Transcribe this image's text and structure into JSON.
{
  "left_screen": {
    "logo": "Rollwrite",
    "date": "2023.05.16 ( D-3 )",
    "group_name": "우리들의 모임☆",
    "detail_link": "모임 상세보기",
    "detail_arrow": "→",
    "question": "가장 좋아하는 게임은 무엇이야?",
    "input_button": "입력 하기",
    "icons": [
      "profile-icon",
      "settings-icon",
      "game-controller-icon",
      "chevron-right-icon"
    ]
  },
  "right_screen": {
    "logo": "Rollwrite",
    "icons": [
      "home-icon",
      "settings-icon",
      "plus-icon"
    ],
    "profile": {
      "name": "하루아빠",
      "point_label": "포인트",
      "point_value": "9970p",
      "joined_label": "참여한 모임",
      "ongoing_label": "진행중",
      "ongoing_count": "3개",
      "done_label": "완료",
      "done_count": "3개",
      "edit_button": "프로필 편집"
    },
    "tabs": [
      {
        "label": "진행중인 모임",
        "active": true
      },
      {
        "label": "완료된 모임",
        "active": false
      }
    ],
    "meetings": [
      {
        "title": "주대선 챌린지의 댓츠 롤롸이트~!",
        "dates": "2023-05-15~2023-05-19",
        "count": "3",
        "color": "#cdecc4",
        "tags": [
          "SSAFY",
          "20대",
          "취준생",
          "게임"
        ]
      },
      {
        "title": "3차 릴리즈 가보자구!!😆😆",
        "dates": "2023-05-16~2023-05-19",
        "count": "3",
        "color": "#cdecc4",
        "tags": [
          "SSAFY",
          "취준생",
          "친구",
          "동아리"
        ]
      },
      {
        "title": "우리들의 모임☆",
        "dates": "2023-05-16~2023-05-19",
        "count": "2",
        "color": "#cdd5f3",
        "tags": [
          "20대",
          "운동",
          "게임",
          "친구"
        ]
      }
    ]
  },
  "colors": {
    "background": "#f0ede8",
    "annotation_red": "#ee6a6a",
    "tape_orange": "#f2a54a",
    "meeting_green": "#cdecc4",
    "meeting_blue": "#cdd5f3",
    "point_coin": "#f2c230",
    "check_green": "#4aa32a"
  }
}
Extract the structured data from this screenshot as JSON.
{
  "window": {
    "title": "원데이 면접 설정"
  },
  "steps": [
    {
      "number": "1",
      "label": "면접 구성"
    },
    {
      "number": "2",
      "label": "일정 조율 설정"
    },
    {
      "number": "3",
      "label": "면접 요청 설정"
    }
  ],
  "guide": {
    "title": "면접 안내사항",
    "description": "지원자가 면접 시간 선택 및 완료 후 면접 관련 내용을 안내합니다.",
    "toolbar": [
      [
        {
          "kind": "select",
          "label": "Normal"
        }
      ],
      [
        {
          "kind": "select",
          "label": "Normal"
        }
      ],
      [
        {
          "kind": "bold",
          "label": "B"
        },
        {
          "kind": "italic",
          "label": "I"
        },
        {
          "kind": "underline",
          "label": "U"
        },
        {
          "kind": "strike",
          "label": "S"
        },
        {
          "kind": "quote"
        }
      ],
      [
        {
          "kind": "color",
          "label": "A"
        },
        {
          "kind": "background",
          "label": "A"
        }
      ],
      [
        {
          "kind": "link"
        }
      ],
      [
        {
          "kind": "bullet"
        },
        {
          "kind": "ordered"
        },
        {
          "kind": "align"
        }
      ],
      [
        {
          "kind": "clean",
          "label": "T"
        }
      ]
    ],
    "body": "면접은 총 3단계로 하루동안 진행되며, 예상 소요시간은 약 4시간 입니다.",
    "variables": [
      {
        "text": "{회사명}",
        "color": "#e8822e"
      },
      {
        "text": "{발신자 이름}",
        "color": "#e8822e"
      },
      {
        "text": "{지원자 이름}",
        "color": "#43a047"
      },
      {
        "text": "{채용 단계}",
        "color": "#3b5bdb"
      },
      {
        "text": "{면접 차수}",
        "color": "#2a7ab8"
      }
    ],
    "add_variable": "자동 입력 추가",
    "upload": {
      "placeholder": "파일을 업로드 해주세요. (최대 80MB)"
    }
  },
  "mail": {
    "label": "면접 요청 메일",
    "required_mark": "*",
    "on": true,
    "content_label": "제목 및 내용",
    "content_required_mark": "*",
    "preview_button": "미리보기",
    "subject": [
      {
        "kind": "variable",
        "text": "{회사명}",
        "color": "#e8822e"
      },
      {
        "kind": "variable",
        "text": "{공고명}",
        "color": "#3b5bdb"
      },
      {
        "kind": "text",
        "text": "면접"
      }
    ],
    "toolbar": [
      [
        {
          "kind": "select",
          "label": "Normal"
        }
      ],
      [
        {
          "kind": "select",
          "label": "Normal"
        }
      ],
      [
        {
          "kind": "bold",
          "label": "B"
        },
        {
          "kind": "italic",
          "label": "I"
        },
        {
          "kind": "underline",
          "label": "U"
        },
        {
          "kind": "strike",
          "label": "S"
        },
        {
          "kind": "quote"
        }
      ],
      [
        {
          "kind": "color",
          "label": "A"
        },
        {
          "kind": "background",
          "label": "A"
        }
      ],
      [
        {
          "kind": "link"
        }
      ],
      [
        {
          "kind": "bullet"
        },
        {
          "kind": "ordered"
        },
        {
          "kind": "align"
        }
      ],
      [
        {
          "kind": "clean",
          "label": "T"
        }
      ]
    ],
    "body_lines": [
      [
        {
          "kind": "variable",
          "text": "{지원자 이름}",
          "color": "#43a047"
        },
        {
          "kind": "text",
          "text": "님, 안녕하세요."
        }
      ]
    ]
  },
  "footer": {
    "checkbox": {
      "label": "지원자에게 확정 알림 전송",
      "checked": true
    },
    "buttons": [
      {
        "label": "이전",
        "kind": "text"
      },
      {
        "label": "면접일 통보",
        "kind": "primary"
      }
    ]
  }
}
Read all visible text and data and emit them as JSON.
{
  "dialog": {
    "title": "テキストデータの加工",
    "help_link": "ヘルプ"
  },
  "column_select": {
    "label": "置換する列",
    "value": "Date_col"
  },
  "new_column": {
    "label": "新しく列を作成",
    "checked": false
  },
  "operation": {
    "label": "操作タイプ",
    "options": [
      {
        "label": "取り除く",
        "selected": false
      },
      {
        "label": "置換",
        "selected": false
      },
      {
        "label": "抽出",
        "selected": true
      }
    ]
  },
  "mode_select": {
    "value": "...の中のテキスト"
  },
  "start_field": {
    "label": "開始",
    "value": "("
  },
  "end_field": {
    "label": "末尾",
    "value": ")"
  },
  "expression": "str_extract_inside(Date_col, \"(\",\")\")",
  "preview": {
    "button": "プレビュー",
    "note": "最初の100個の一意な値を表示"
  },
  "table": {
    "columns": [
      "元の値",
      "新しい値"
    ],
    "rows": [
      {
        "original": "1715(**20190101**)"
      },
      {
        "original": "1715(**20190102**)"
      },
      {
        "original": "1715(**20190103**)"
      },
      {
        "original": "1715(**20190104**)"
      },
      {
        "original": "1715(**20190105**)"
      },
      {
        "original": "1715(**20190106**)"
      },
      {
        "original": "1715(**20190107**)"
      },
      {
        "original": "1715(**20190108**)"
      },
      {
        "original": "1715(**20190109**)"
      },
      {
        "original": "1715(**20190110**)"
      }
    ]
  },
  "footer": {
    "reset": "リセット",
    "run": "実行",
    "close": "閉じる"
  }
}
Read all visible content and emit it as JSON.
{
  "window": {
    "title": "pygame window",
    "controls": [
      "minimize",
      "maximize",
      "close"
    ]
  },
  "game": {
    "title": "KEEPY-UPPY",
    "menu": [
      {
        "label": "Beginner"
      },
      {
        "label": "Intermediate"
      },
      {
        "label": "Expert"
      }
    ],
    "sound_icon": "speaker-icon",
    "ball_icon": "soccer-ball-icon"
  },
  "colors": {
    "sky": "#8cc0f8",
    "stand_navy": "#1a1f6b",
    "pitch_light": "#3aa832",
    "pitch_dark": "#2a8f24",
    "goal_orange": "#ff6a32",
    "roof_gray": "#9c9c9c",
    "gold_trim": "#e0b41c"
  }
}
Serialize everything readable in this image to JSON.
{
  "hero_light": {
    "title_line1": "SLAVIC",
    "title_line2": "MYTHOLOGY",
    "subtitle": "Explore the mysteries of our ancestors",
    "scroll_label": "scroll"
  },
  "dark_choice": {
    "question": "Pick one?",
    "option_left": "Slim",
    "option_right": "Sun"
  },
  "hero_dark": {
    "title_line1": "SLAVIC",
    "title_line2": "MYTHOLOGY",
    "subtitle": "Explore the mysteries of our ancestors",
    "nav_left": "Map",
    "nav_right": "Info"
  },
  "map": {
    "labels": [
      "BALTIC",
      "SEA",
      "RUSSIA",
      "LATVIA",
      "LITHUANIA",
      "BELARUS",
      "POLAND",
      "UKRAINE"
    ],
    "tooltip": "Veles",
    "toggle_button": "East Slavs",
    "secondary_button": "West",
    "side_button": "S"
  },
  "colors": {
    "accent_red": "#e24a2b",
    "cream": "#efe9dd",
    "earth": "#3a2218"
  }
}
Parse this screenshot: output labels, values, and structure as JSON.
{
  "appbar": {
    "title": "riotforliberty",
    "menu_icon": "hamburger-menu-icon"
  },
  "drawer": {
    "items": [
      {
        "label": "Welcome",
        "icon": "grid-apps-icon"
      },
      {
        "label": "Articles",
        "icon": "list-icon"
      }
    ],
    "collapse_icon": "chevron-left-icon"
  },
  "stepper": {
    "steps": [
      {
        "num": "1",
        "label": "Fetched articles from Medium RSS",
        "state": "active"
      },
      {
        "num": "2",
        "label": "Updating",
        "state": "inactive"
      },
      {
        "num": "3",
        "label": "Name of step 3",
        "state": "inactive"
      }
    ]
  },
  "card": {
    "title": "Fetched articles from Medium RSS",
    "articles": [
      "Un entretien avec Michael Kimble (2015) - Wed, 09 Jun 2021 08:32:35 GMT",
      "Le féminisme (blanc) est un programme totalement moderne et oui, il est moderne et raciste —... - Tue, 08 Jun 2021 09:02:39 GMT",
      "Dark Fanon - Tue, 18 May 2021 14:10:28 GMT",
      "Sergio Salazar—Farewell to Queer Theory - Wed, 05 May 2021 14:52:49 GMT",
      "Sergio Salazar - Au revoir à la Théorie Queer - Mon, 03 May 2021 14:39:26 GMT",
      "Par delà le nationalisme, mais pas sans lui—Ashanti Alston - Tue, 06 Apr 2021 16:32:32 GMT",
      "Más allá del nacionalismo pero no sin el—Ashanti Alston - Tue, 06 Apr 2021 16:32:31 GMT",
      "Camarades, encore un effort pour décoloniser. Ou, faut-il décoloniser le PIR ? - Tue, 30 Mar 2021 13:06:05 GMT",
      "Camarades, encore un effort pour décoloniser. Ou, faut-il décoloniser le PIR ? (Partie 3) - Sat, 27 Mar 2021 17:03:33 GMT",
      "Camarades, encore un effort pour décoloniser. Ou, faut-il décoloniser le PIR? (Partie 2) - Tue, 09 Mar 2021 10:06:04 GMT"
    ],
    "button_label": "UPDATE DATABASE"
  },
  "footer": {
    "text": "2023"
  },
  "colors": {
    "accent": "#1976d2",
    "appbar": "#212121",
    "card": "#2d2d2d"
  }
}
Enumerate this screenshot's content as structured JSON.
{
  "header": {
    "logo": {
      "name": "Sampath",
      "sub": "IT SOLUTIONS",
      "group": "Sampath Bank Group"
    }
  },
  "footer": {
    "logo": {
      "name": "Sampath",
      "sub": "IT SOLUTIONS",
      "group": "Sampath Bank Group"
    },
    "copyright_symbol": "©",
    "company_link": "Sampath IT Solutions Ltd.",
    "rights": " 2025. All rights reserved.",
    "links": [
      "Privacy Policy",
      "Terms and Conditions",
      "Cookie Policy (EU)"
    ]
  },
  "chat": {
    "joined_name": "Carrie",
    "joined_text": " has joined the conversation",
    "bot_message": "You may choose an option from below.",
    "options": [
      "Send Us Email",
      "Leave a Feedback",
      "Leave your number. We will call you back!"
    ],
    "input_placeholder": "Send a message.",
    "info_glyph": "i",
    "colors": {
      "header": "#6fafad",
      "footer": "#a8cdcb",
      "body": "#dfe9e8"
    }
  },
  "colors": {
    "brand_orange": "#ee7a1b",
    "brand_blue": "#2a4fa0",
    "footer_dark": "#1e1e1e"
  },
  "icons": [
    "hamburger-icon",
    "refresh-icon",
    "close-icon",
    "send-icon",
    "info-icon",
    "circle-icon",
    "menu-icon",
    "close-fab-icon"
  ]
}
• • • • •
● Set exercise:
Repeat only the stretch of lines that opens with the line containing "Enumerate this screenshot's" and closes with the final line of the entries, both included, exactly as written.

● Solution:
Enumerate this screenshot's content as structured JSON.
{
  "header": {
    "logo": {
      "name": "Sampath",
      "sub": "IT SOLUTIONS",
      "group": "Sampath Bank Group"
    }
  },
  "footer": {
    "logo": {
      "name": "Sampath",
      "sub": "IT SOLUTIONS",
      "group": "Sampath Bank Group"
    },
    "copyright_symbol": "©",
    "company_link": "Sampath IT Solutions Ltd.",
    "rights": " 2025. All rights reserved.",
    "links": [
      "Privacy Policy",
      "Terms and Conditions",
      "Cookie Policy (EU)"
    ]
  },
  "chat": {
    "joined_name": "Carrie",
    "joined_text": " has joined the conversation",
    "bot_message": "You may choose an option from below.",
    "options": [
      "Send Us Email",
      "Leave a Feedback",
      "Leave your number. We will call you back!"
    ],
    "input_placeholder": "Send a message.",
    "info_glyph": "i",
    "colors": {
      "header": "#6fafad",
      "footer": "#a8cdcb",
      "body": "#dfe9e8"
    }
  },
  "colors": {
    "brand_orange": "#ee7a1b",
    "brand_blue": "#2a4fa0",
    "footer_dark": "#1e1e1e"
  },
  "icons": [
    "hamburger-icon",
    "refresh-icon",
    "close-icon",
    "send-icon",
    "info-icon",
    "circle-icon",
    "menu-icon",
    "close-fab-icon"
  ]
}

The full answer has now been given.